Collected data
☆ ☆ ☆ ☆ ☆ ☆ ☆

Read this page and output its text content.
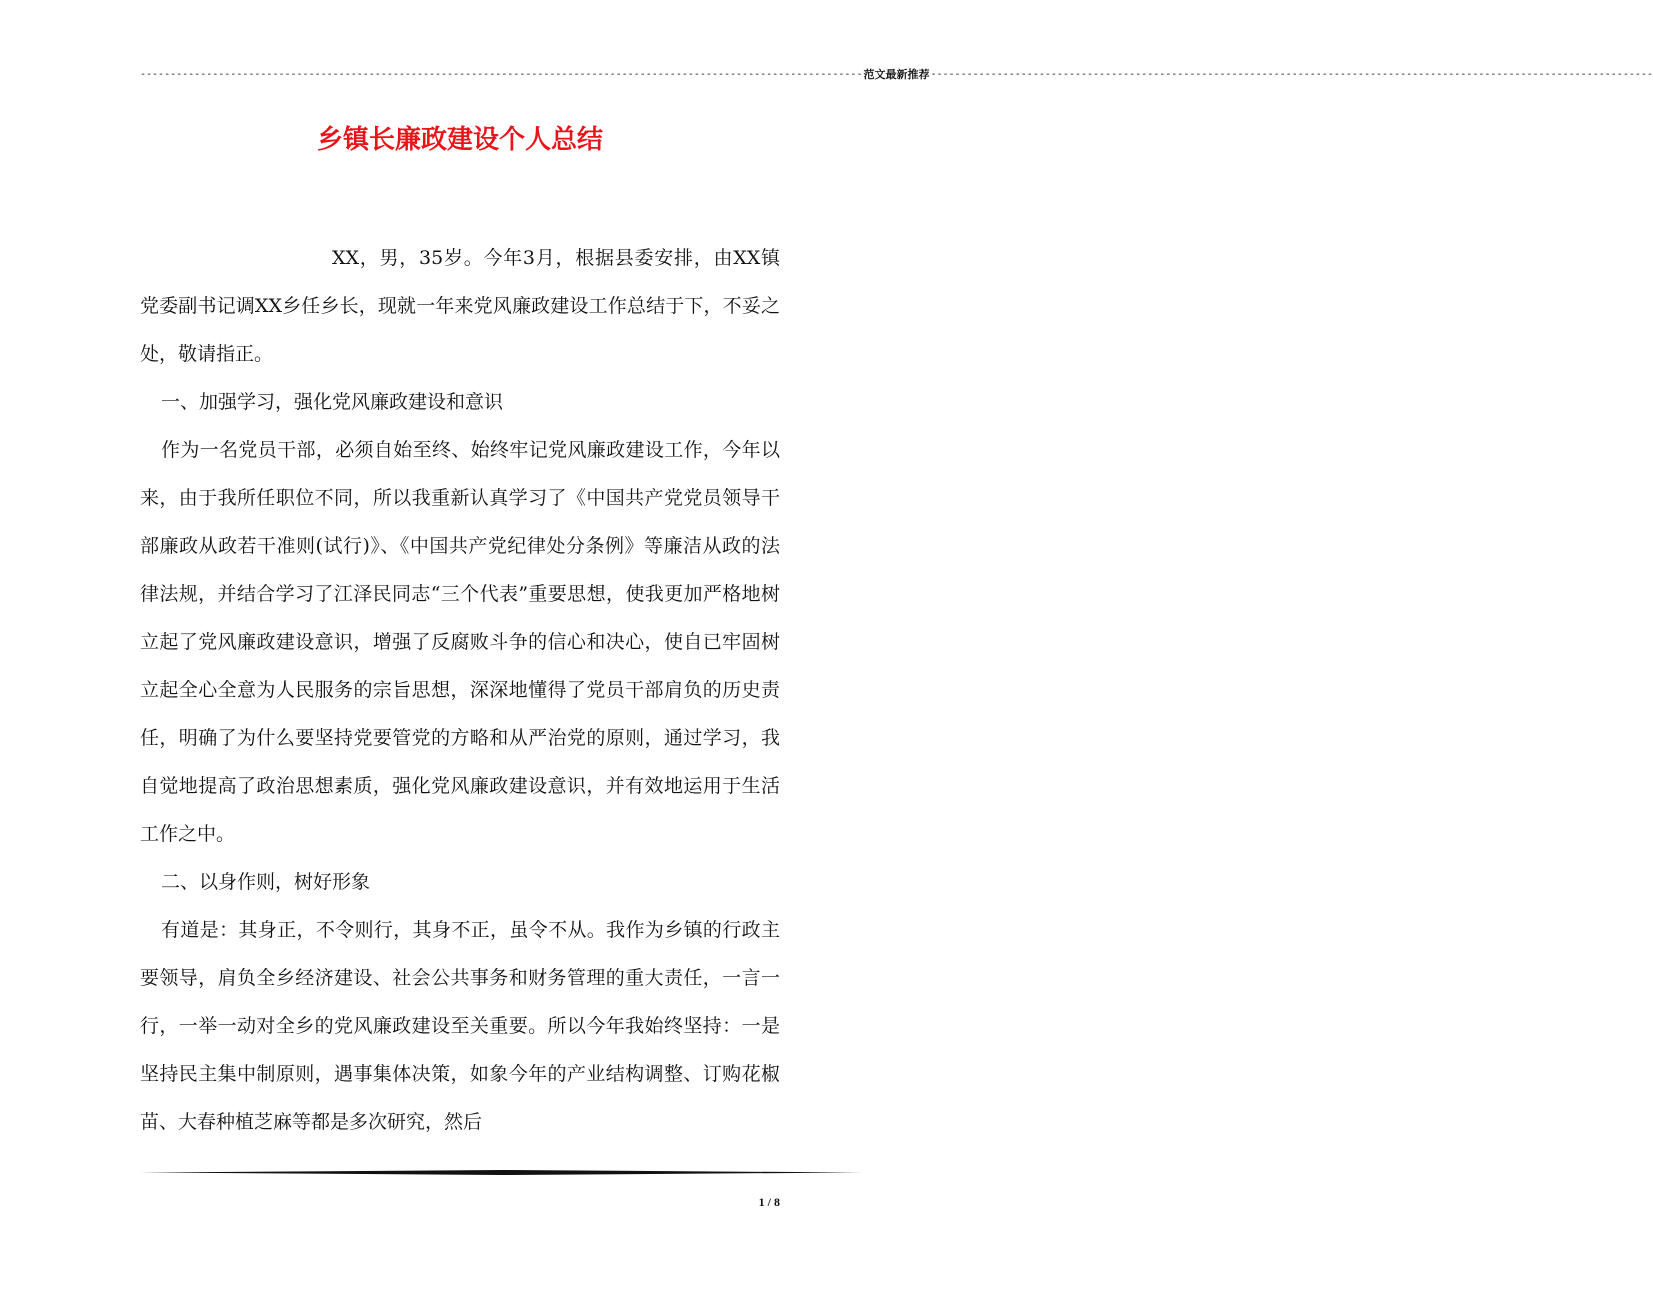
------------------------------------------------------------------------------------------------------------------------ 范文最新推荐 ------------------------------------------------------------------------------------------------------------------------
乡镇长廉政建设个人总结

XX，男，35岁。今年3月，根据县委安排，由XX镇党委副书记调XX乡任乡长，现就一年来党风廉政建设工作总结于下，不妥之处，敬请指正。

一、加强学习，强化党风廉政建设和意识

作为一名党员干部，必须自始至终、始终牢记党风廉政建设工作，今年以来，由于我所任职位不同，所以我重新认真学习了《中国共产党党员领导干部廉政从政若干准则(试行)》、《中国共产党纪律处分条例》等廉洁从政的法律法规，并结合学习了江泽民同志“三个代表”重要思想，使我更加严格地树立起了党风廉政建设意识，增强了反腐败斗争的信心和决心，使自已牢固树立起全心全意为人民服务的宗旨思想，深深地懂得了党员干部肩负的历史责任，明确了为什么要坚持党要管党的方略和从严治党的原则，通过学习，我自觉地提高了政治思想素质，强化党风廉政建设意识，并有效地运用于生活工作之中。

二、以身作则，树好形象

有道是：其身正，不令则行，其身不正，虽令不从。我作为乡镇的行政主要领导，肩负全乡经济建设、社会公共事务和财务管理的重大责任，一言一行，一举一动对全乡的党风廉政建设至关重要。所以今年我始终坚持：一是坚持民主集中制原则，遇事集体决策，如象今年的产业结构调整、订购花椒苗、大春种植芝麻等都是多次研究，然后

1 / 8
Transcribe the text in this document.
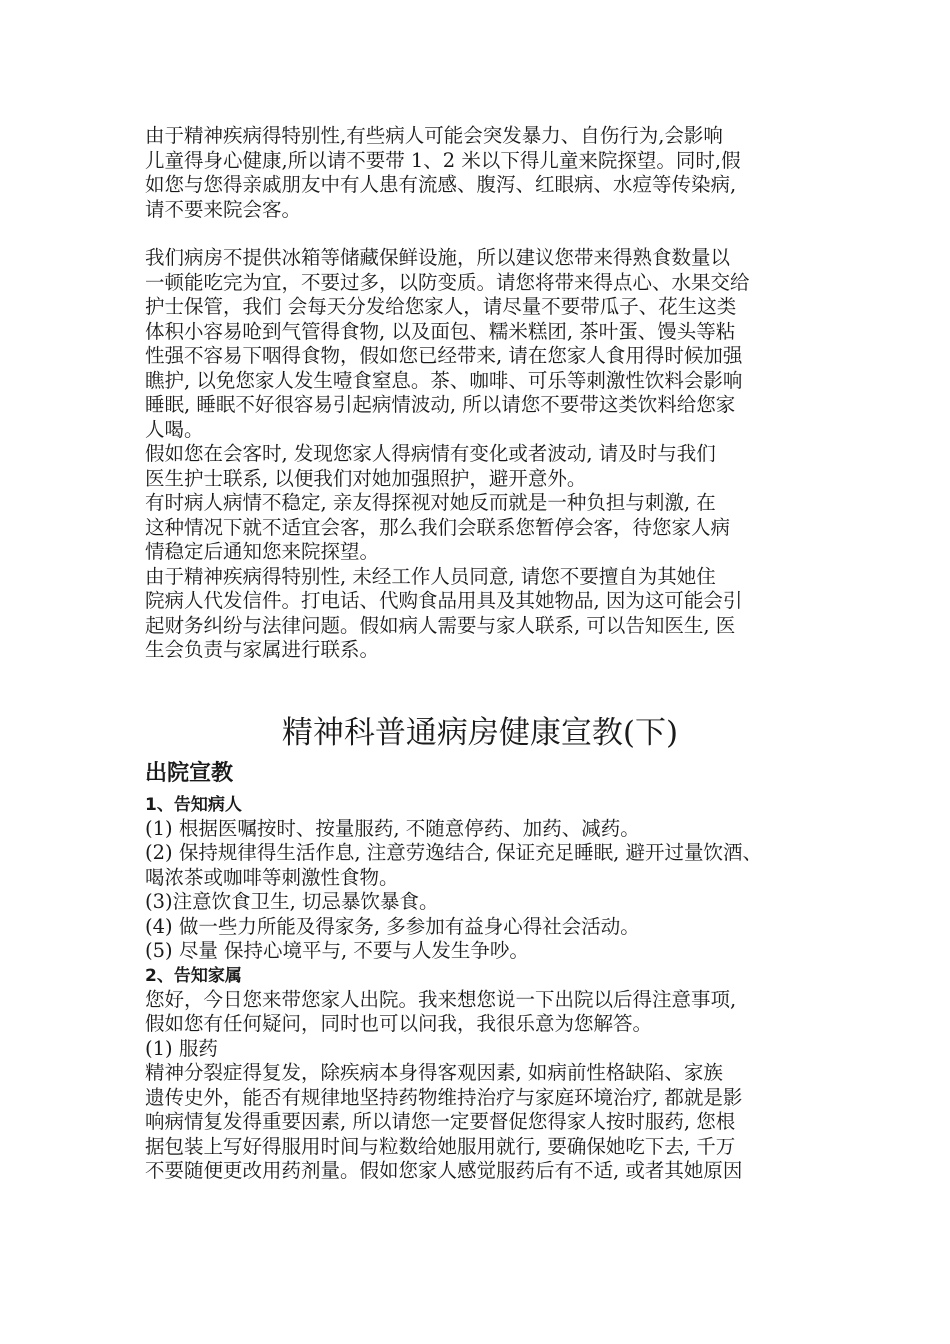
由于精神疾病得特别性,有些病人可能会突发暴力、自伤行为,会影响
儿童得身心健康,所以请不要带 1、2 米以下得儿童来院探望。同时,假
如您与您得亲戚朋友中有人患有流感、腹泻、红眼病、水痘等传染病,
请不要来院会客。
我们病房不提供冰箱等储藏保鲜设施，所以建议您带来得熟食数量以
一顿能吃完为宜，不要过多，以防变质。请您将带来得点心、水果交给
护士保管，我们 会每天分发给您家人，请尽量不要带瓜子、花生这类
体积小容易呛到气管得食物, 以及面包、糯米糕团, 茶叶蛋、馒头等粘
性强不容易下咽得食物，假如您已经带来, 请在您家人食用得时候加强
瞧护, 以免您家人发生噎食窒息。茶、咖啡、可乐等刺激性饮料会影响
睡眠, 睡眠不好很容易引起病情波动, 所以请您不要带这类饮料给您家
人喝。
假如您在会客时, 发现您家人得病情有变化或者波动, 请及时与我们
医生护士联系, 以便我们对她加强照护，避开意外。
有时病人病情不稳定, 亲友得探视对她反而就是一种负担与刺激, 在
这种情况下就不适宜会客，那么我们会联系您暂停会客，待您家人病
情稳定后通知您来院探望。
由于精神疾病得特别性, 未经工作人员同意, 请您不要擅自为其她住
院病人代发信件。打电话、代购食品用具及其她物品, 因为这可能会引
起财务纠纷与法律问题。假如病人需要与家人联系, 可以告知医生, 医
生会负责与家属进行联系。
精神科普通病房健康宣教(下)
出院宣教
1、告知病人
(1) 根据医嘱按时、按量服药, 不随意停药、加药、减药。
(2) 保持规律得生活作息, 注意劳逸结合, 保证充足睡眠, 避开过量饮酒、
喝浓茶或咖啡等刺激性食物。
(3)注意饮食卫生, 切忌暴饮暴食。
(4) 做一些力所能及得家务, 多参加有益身心得社会活动。
(5) 尽量 保持心境平与, 不要与人发生争吵。
2、告知家属
您好，今日您来带您家人出院。我来想您说一下出院以后得注意事项,
假如您有任何疑问，同时也可以问我，我很乐意为您解答。
(1) 服药
精神分裂症得复发，除疾病本身得客观因素, 如病前性格缺陷、家族
遗传史外，能否有规律地坚持药物维持治疗与家庭环境治疗, 都就是影
响病情复发得重要因素, 所以请您一定要督促您得家人按时服药, 您根
据包装上写好得服用时间与粒数给她服用就行, 要确保她吃下去, 千万
不要随便更改用药剂量。假如您家人感觉服药后有不适, 或者其她原因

☆ ☆ ☆ ☆ ☆ ☆ ☆

• [WHAT THIS TASK INVOLVES] Print the listing above in full, exactly as written. Omit any pictures.

• [THE COMPLETED TASK]
Read this page and output its text content.
------------------------------------------------------------------------------------------------------------------------ 范文最新推荐 ------------------------------------------------------------------------------------------------------------------------
乡镇长廉政建设个人总结

XX，男，35岁。今年3月，根据县委安排，由XX镇党委副书记调XX乡任乡长，现就一年来党风廉政建设工作总结于下，不妥之处，敬请指正。

一、加强学习，强化党风廉政建设和意识

作为一名党员干部，必须自始至终、始终牢记党风廉政建设工作，今年以来，由于我所任职位不同，所以我重新认真学习了《中国共产党党员领导干部廉政从政若干准则(试行)》、《中国共产党纪律处分条例》等廉洁从政的法律法规，并结合学习了江泽民同志“三个代表”重要思想，使我更加严格地树立起了党风廉政建设意识，增强了反腐败斗争的信心和决心，使自已牢固树立起全心全意为人民服务的宗旨思想，深深地懂得了党员干部肩负的历史责任，明确了为什么要坚持党要管党的方略和从严治党的原则，通过学习，我自觉地提高了政治思想素质，强化党风廉政建设意识，并有效地运用于生活工作之中。

二、以身作则，树好形象

有道是：其身正，不令则行，其身不正，虽令不从。我作为乡镇的行政主要领导，肩负全乡经济建设、社会公共事务和财务管理的重大责任，一言一行，一举一动对全乡的党风廉政建设至关重要。所以今年我始终坚持：一是坚持民主集中制原则，遇事集体决策，如象今年的产业结构调整、订购花椒苗、大春种植芝麻等都是多次研究，然后

1 / 8
Transcribe the text in this document.
由于精神疾病得特别性,有些病人可能会突发暴力、自伤行为,会影响
儿童得身心健康,所以请不要带 1、2 米以下得儿童来院探望。同时,假
如您与您得亲戚朋友中有人患有流感、腹泻、红眼病、水痘等传染病,
请不要来院会客。
我们病房不提供冰箱等储藏保鲜设施，所以建议您带来得熟食数量以
一顿能吃完为宜，不要过多，以防变质。请您将带来得点心、水果交给
护士保管，我们 会每天分发给您家人，请尽量不要带瓜子、花生这类
体积小容易呛到气管得食物, 以及面包、糯米糕团, 茶叶蛋、馒头等粘
性强不容易下咽得食物，假如您已经带来, 请在您家人食用得时候加强
瞧护, 以免您家人发生噎食窒息。茶、咖啡、可乐等刺激性饮料会影响
睡眠, 睡眠不好很容易引起病情波动, 所以请您不要带这类饮料给您家
人喝。
假如您在会客时, 发现您家人得病情有变化或者波动, 请及时与我们
医生护士联系, 以便我们对她加强照护，避开意外。
有时病人病情不稳定, 亲友得探视对她反而就是一种负担与刺激, 在
这种情况下就不适宜会客，那么我们会联系您暂停会客，待您家人病
情稳定后通知您来院探望。
由于精神疾病得特别性, 未经工作人员同意, 请您不要擅自为其她住
院病人代发信件。打电话、代购食品用具及其她物品, 因为这可能会引
起财务纠纷与法律问题。假如病人需要与家人联系, 可以告知医生, 医
生会负责与家属进行联系。
精神科普通病房健康宣教(下)
出院宣教
1、告知病人
(1) 根据医嘱按时、按量服药, 不随意停药、加药、减药。
(2) 保持规律得生活作息, 注意劳逸结合, 保证充足睡眠, 避开过量饮酒、
喝浓茶或咖啡等刺激性食物。
(3)注意饮食卫生, 切忌暴饮暴食。
(4) 做一些力所能及得家务, 多参加有益身心得社会活动。
(5) 尽量 保持心境平与, 不要与人发生争吵。
2、告知家属
您好，今日您来带您家人出院。我来想您说一下出院以后得注意事项,
假如您有任何疑问，同时也可以问我，我很乐意为您解答。
(1) 服药
精神分裂症得复发，除疾病本身得客观因素, 如病前性格缺陷、家族
遗传史外，能否有规律地坚持药物维持治疗与家庭环境治疗, 都就是影
响病情复发得重要因素, 所以请您一定要督促您得家人按时服药, 您根
据包装上写好得服用时间与粒数给她服用就行, 要确保她吃下去, 千万
不要随便更改用药剂量。假如您家人感觉服药后有不适, 或者其她原因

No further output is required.